DATA PROVIDED —
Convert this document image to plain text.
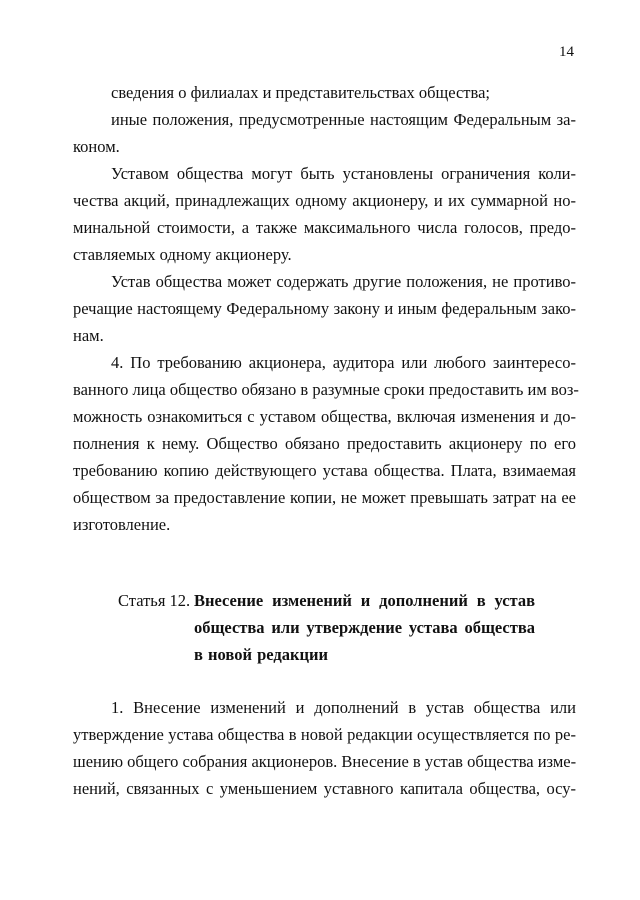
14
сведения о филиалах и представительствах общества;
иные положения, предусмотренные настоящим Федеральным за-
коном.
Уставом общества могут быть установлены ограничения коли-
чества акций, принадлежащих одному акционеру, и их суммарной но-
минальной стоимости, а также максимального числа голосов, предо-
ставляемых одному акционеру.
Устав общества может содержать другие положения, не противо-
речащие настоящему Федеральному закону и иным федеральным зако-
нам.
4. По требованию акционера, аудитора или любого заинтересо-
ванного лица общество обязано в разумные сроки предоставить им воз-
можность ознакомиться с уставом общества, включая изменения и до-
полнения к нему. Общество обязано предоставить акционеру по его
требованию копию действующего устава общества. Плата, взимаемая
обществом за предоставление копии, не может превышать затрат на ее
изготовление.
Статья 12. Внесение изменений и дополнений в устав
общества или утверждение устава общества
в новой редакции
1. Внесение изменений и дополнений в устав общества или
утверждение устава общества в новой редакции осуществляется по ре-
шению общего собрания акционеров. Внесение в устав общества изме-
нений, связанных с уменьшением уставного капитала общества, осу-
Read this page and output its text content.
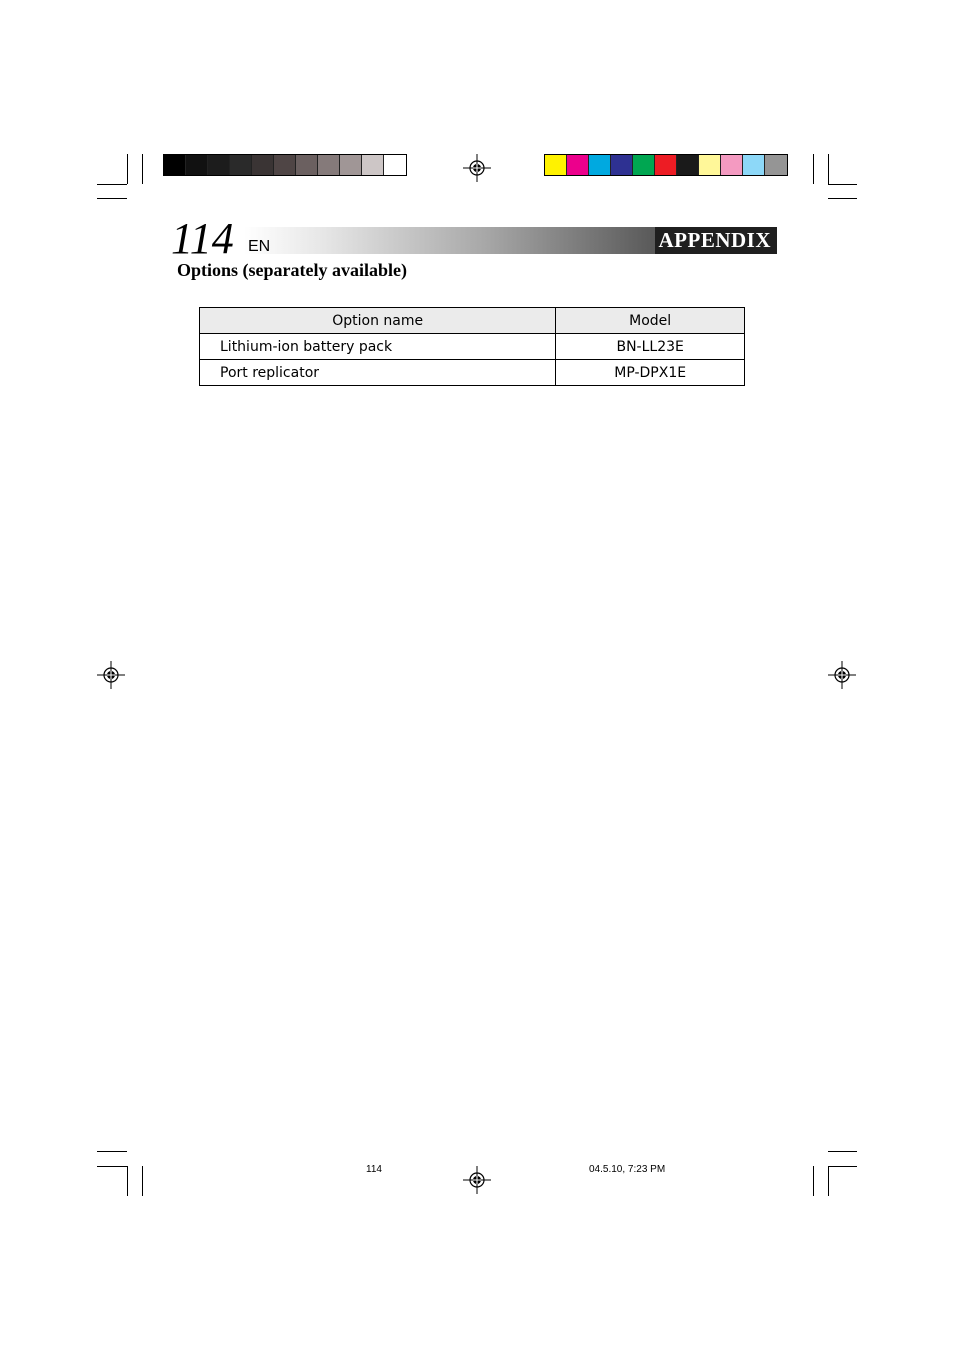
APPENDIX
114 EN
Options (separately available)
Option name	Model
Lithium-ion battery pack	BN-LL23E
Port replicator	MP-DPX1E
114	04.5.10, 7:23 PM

==

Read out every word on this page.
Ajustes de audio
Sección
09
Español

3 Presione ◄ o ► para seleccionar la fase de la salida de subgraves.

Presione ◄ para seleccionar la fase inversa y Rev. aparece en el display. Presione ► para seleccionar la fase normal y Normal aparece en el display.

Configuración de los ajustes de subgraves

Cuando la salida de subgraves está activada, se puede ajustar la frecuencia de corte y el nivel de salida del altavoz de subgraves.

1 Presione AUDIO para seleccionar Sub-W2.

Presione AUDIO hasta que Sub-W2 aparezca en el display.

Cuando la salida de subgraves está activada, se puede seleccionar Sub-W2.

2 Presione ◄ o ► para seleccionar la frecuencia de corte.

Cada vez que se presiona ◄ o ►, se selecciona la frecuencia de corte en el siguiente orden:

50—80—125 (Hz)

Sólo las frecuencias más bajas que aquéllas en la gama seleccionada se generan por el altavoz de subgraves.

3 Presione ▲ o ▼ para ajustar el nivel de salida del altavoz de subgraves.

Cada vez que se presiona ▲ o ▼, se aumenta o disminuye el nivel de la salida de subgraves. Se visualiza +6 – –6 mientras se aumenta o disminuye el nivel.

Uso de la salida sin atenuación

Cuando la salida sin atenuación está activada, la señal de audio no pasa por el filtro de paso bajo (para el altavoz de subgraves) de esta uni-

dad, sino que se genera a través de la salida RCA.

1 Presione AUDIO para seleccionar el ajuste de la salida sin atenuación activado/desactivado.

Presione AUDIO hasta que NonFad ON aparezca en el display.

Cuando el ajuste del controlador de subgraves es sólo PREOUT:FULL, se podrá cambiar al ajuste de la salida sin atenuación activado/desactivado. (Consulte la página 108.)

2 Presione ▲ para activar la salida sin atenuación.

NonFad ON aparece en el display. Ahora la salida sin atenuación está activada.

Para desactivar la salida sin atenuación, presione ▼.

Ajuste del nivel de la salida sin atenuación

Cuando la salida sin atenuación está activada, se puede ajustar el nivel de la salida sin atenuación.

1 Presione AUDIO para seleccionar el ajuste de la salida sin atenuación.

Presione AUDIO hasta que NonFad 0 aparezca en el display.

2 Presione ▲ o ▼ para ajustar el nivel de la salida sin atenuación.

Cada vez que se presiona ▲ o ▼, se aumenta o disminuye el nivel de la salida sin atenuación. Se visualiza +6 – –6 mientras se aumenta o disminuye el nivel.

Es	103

EXERCISE DETAILS — Tally the lines containing "text". Provide the number without any other words.

COMPLETE ANSWER — 2